GIVEN INSTRUCTION |
Copy each line exactly. Drop every picture.

DATASET ROWS |
· · · · ·
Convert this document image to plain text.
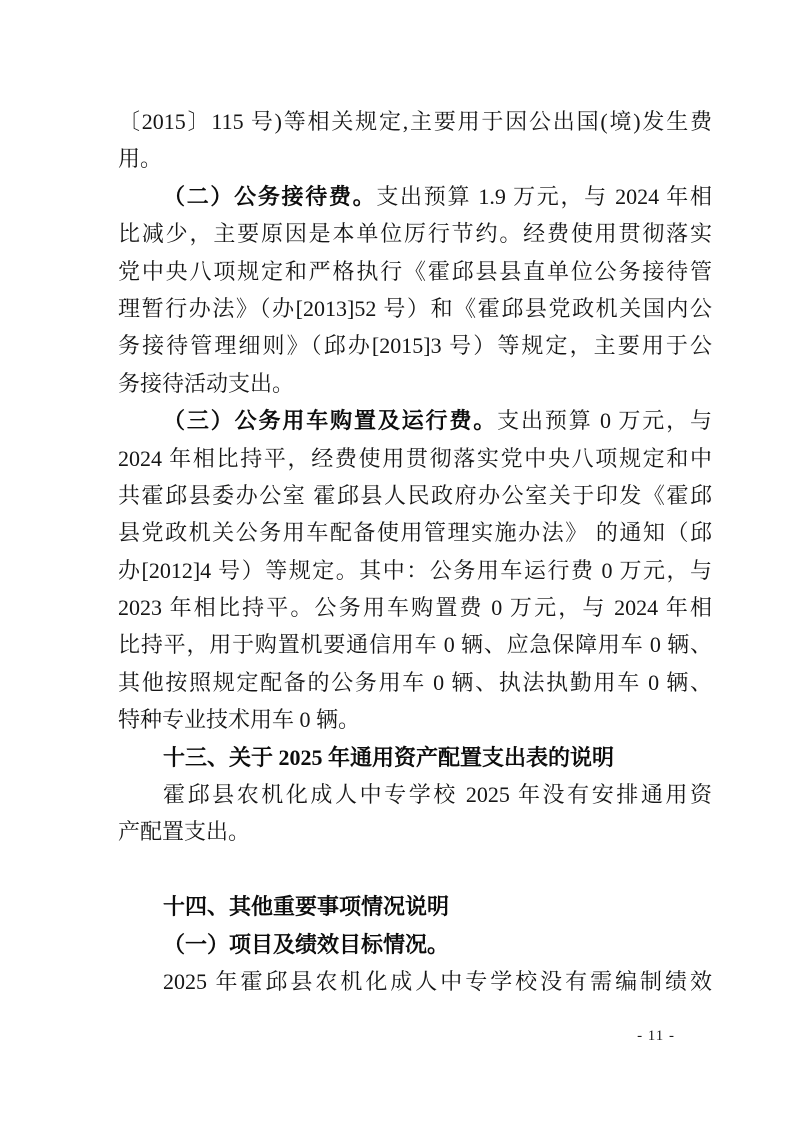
〔2015〕115 号)等相关规定,主要用于因公出国(境)发生费
用。
（二）公务接待费。支出预算 1.9 万元，与 2024 年相
比减少，主要原因是本单位厉行节约。经费使用贯彻落实
党中央八项规定和严格执行《霍邱县县直单位公务接待管
理暂行办法》（办[2013]52 号）和《霍邱县党政机关国内公
务接待管理细则》（邱办[2015]3 号）等规定，主要用于公
务接待活动支出。
（三）公务用车购置及运行费。支出预算 0 万元，与
2024 年相比持平，经费使用贯彻落实党中央八项规定和中
共霍邱县委办公室 霍邱县人民政府办公室关于印发《霍邱
县党政机关公务用车配备使用管理实施办法》 的通知（邱
办[2012]4 号）等规定。其中：公务用车运行费 0 万元，与
2023 年相比持平。公务用车购置费 0 万元，与 2024 年相
比持平，用于购置机要通信用车 0 辆、应急保障用车 0 辆、
其他按照规定配备的公务用车 0 辆、执法执勤用车 0 辆、
特种专业技术用车 0 辆。
十三、关于 2025 年通用资产配置支出表的说明
霍邱县农机化成人中专学校 2025 年没有安排通用资
产配置支出。
十四、其他重要事项情况说明
（一）项目及绩效目标情况。
2025 年霍邱县农机化成人中专学校没有需编制绩效
- 11 -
· · · · ·
WORKED ANSWER |
Convert this document image to plain text.
〔2015〕115 号)等相关规定,主要用于因公出国(境)发生费
用。
（二）公务接待费。支出预算 1.9 万元，与 2024 年相
比减少，主要原因是本单位厉行节约。经费使用贯彻落实
党中央八项规定和严格执行《霍邱县县直单位公务接待管
理暂行办法》（办[2013]52 号）和《霍邱县党政机关国内公
务接待管理细则》（邱办[2015]3 号）等规定，主要用于公
务接待活动支出。
（三）公务用车购置及运行费。支出预算 0 万元，与
2024 年相比持平，经费使用贯彻落实党中央八项规定和中
共霍邱县委办公室 霍邱县人民政府办公室关于印发《霍邱
县党政机关公务用车配备使用管理实施办法》 的通知（邱
办[2012]4 号）等规定。其中：公务用车运行费 0 万元，与
2023 年相比持平。公务用车购置费 0 万元，与 2024 年相
比持平，用于购置机要通信用车 0 辆、应急保障用车 0 辆、
其他按照规定配备的公务用车 0 辆、执法执勤用车 0 辆、
特种专业技术用车 0 辆。
十三、关于 2025 年通用资产配置支出表的说明
霍邱县农机化成人中专学校 2025 年没有安排通用资
产配置支出。
十四、其他重要事项情况说明
（一）项目及绩效目标情况。
2025 年霍邱县农机化成人中专学校没有需编制绩效
- 11 -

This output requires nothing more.